- **LATIHAN SOAL**
**1.** Tentukan apakah setiap pernyataan berikut sesuai dengan teks tentang I Nyoman Sura, lalu jawab ya atau tidak dan kutip kata-kata teks yang menjadi penentunya. (a) Sura meninggal pada 9 Agustus 2013. (b) Karya penghormatan untuk Sura dipertunjukkan di Gedung Ksirarnawa, Taman Budaya Bali. (c) Dalam pementasan itu, karya I Nyoman Sura dipindahkan apa adanya tanpa diolah.
**2.** Masukkan baris-baris data, mulai dari awal data sampai baris yang memuat "guide-2 [175,220,192,236]", kedua ujungnya ikut disertakan, ke dalam tabel Markdown dengan kolom No dan Baris, tanpa baris kosong.

I Nyoman Sura harus diakui telah memberikan pengaruh besar terhadap perkembangan tari kontemporer, baik pada lingkungan sekolah formal maupun pada komunitas tari, bukan hanya di Pulau Dewata, juga di Indonesia. Untuk itulah, meski tubuhnya sudah tak ada lagi di dunia ini (Sura meninggal 9 Agustus 2013), tapi gerakan-gerakan yang diciptkan oleh tubuhnya tetap hidup hingga kini, dan memang harus dihidupkan sampai kapan pun.
Dan, tidaklah berlebihan jika pada Festival Seni Bali Jani III tahun 2021 ini, Nyoman Sura dikenang melalui sebuah karya seni bertajuk Tribute To Sura “The Lost Of Equilibrium”. Tepatnya, karya itu akan dipertunjukkan 24 Oktober 2021 di Gedung Ksirarnawa, Taman Budaya Bali.
Karya seni yanhg akan disajikan Sanggar Seni Sura Pradnya Tampaksiring memang secara istimewa dibuat untuk mengenang almarhum I Nyoman Sura, sosok yang menjadi guru dan panutan seni tari kontemporer di Bali.
“Dalam penampilannya itu, kami bukan memindahan karya I Nyoman Sura, melainkan mengolah dan menyesuaikan dengan tema FSBJ 2021 yaitu “Jenggala Sutra Susastra Wana Kerthi”,” kata I Ketut Gede Agus Adi Saputra yang menjadi konseptor pementasan seni itu, saat mempersiapkan garapan itu, Rabu (20/10/2021).
Adi Siput, demikian sapaan akrab koreografer ini, sesungguhnya ingin mengenang dedikasi seorang I Nyoman Sura yang sangat dirasakan pengaruh dan kiprahnya terhadap dunia seni tari kontemporer Bali, Indonesia bahkan belahan dunia lainnya. Berpijak dari ide tersebut, maka garapan ini mengangkat keharmonisan hubungan antara murid dan guru yang mampu melahirkan karya-karya baru.

(Daftar wilayah elemen)

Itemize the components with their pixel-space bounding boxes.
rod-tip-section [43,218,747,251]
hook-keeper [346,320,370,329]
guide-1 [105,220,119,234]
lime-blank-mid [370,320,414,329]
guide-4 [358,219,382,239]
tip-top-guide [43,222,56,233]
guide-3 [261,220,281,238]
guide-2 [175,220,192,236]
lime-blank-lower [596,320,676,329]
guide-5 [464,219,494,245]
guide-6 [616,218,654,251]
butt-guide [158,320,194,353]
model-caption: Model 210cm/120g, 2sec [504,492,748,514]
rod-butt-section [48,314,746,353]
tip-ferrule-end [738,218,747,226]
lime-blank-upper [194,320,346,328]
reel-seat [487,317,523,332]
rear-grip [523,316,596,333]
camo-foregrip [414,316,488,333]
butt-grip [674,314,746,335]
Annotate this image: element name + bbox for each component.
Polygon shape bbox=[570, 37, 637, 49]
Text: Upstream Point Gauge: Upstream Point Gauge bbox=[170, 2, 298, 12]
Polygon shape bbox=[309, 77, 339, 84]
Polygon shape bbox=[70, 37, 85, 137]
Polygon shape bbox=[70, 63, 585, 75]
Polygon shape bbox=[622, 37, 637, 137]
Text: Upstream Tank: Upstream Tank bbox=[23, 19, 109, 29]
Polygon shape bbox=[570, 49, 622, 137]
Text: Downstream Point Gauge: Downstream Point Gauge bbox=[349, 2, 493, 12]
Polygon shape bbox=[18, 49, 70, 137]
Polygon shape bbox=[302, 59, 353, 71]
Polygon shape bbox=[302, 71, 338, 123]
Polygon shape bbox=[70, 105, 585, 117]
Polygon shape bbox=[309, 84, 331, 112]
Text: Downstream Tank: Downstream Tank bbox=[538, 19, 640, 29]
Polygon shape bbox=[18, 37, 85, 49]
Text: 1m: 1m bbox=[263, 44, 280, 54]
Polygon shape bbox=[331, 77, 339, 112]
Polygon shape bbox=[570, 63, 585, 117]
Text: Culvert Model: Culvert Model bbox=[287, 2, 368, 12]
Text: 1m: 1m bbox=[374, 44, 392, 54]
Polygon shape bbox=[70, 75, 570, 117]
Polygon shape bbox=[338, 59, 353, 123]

- **KUNCI JAWABAN**
**1.**
(a) Ya: "Sura meninggal 9 Agustus 2013"
(b) Ya: "di Gedung Ksirarnawa, Taman Budaya Bali"
(c) Tidak: "kami bukan memindahan karya I Nyoman Sura, melainkan mengolah dan menyesuaikan dengan tema FSBJ 2021"

**2.**
| No | Baris |
|---|---|
| 1 | Itemize the components with their pixel-space bounding boxes. |
| 2 | rod-tip-section [43,218,747,251] |
| 3 | hook-keeper [346,320,370,329] |
| 4 | guide-1 [105,220,119,234] |
| 5 | lime-blank-mid [370,320,414,329] |
| 6 | guide-4 [358,219,382,239] |
| 7 | tip-top-guide [43,222,56,233] |
| 8 | guide-3 [261,220,281,238] |
| 9 | guide-2 [175,220,192,236] |